[Rows from a figure dataset]
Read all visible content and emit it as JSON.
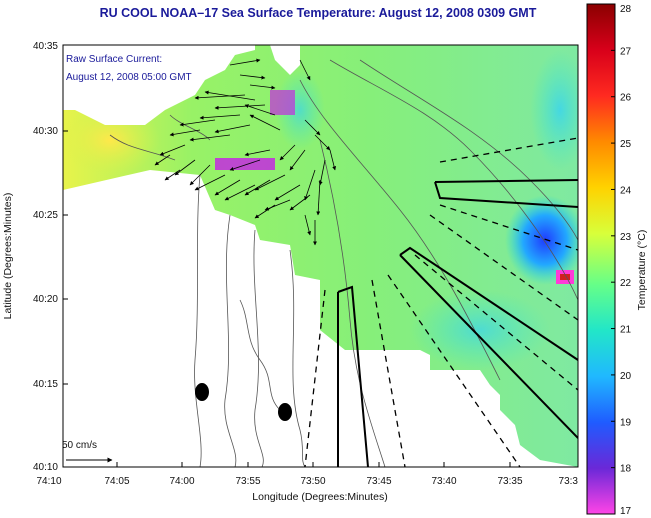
{
  "title": "RU COOL  NOAA–17  Sea Surface Temperature:  August 12, 2008 0309 GMT",
  "annotation": {
    "line1": "Raw Surface Current:",
    "line2": "August 12, 2008 05:00 GMT"
  },
  "scale": {
    "label": "50 cm/s"
  },
  "axes": {
    "xlabel": "Longitude (Degrees:Minutes)",
    "ylabel": "Latitude (Degrees:Minutes)",
    "xticks": [
      "74:10",
      "74:05",
      "74:00",
      "73:55",
      "73:50",
      "73:45",
      "73:40",
      "73:35",
      "73:3"
    ],
    "yticks": [
      "40:35",
      "40:30",
      "40:25",
      "40:20",
      "40:15",
      "40:10"
    ]
  },
  "colorbar": {
    "label": "Temperature (°C)",
    "ticks": [
      "28",
      "27",
      "26",
      "25",
      "24",
      "23",
      "22",
      "21",
      "20",
      "19",
      "18",
      "17"
    ],
    "min": 17,
    "max": 28
  },
  "colors": {
    "title": "#1a1a9a",
    "land": "#ffffff",
    "background": "#ffffff"
  }
}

## What you will do
Check each line of the entries above for the word "Surface". List the ones that have it.

## Task output
  "title": "RU COOL  NOAA–17  Sea Surface Temperature:  August 12, 2008 0309 GMT",
    "line1": "Raw Surface Current:",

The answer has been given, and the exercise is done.